> _DIRECTION_: Transcribe the listing in full, excluding any pictures.

────────

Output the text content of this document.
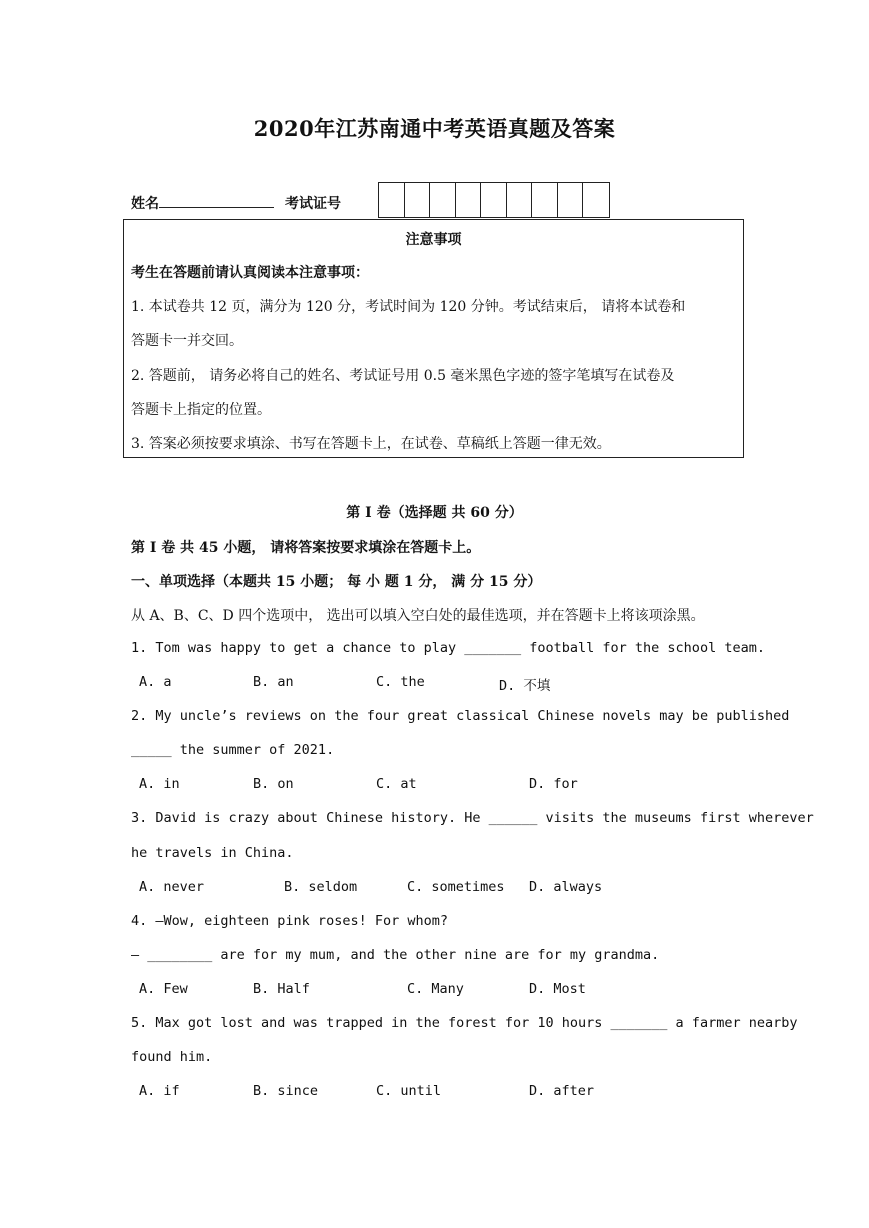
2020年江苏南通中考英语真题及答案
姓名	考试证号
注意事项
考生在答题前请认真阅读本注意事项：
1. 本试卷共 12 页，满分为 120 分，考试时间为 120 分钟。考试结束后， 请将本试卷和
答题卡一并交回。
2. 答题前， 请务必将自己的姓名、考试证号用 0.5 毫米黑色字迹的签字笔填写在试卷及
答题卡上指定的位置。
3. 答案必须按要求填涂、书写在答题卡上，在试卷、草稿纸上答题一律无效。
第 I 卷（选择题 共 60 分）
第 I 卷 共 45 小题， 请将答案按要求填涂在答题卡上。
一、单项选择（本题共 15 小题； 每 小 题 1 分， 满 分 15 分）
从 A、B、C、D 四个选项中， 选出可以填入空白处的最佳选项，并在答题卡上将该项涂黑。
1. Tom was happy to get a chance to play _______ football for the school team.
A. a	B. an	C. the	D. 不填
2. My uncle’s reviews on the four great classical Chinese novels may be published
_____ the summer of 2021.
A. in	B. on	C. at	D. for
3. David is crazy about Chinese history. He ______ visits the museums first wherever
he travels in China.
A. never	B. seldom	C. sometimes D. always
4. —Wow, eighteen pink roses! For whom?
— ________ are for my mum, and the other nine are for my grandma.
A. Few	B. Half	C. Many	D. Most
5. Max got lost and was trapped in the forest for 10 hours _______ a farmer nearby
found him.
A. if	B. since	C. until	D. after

────────

> _FULL SOLUTION_:
Output the text content of this document.
2020年江苏南通中考英语真题及答案
姓名	考试证号
注意事项
考生在答题前请认真阅读本注意事项：
1. 本试卷共 12 页，满分为 120 分，考试时间为 120 分钟。考试结束后， 请将本试卷和
答题卡一并交回。
2. 答题前， 请务必将自己的姓名、考试证号用 0.5 毫米黑色字迹的签字笔填写在试卷及
答题卡上指定的位置。
3. 答案必须按要求填涂、书写在答题卡上，在试卷、草稿纸上答题一律无效。
第 I 卷（选择题 共 60 分）
第 I 卷 共 45 小题， 请将答案按要求填涂在答题卡上。
一、单项选择（本题共 15 小题； 每 小 题 1 分， 满 分 15 分）
从 A、B、C、D 四个选项中， 选出可以填入空白处的最佳选项，并在答题卡上将该项涂黑。
1. Tom was happy to get a chance to play _______ football for the school team.
A. a	B. an	C. the	D. 不填
2. My uncle’s reviews on the four great classical Chinese novels may be published
_____ the summer of 2021.
A. in	B. on	C. at	D. for
3. David is crazy about Chinese history. He ______ visits the museums first wherever
he travels in China.
A. never	B. seldom	C. sometimes D. always
4. —Wow, eighteen pink roses! For whom?
— ________ are for my mum, and the other nine are for my grandma.
A. Few	B. Half	C. Many	D. Most
5. Max got lost and was trapped in the forest for 10 hours _______ a farmer nearby
found him.
A. if	B. since	C. until	D. after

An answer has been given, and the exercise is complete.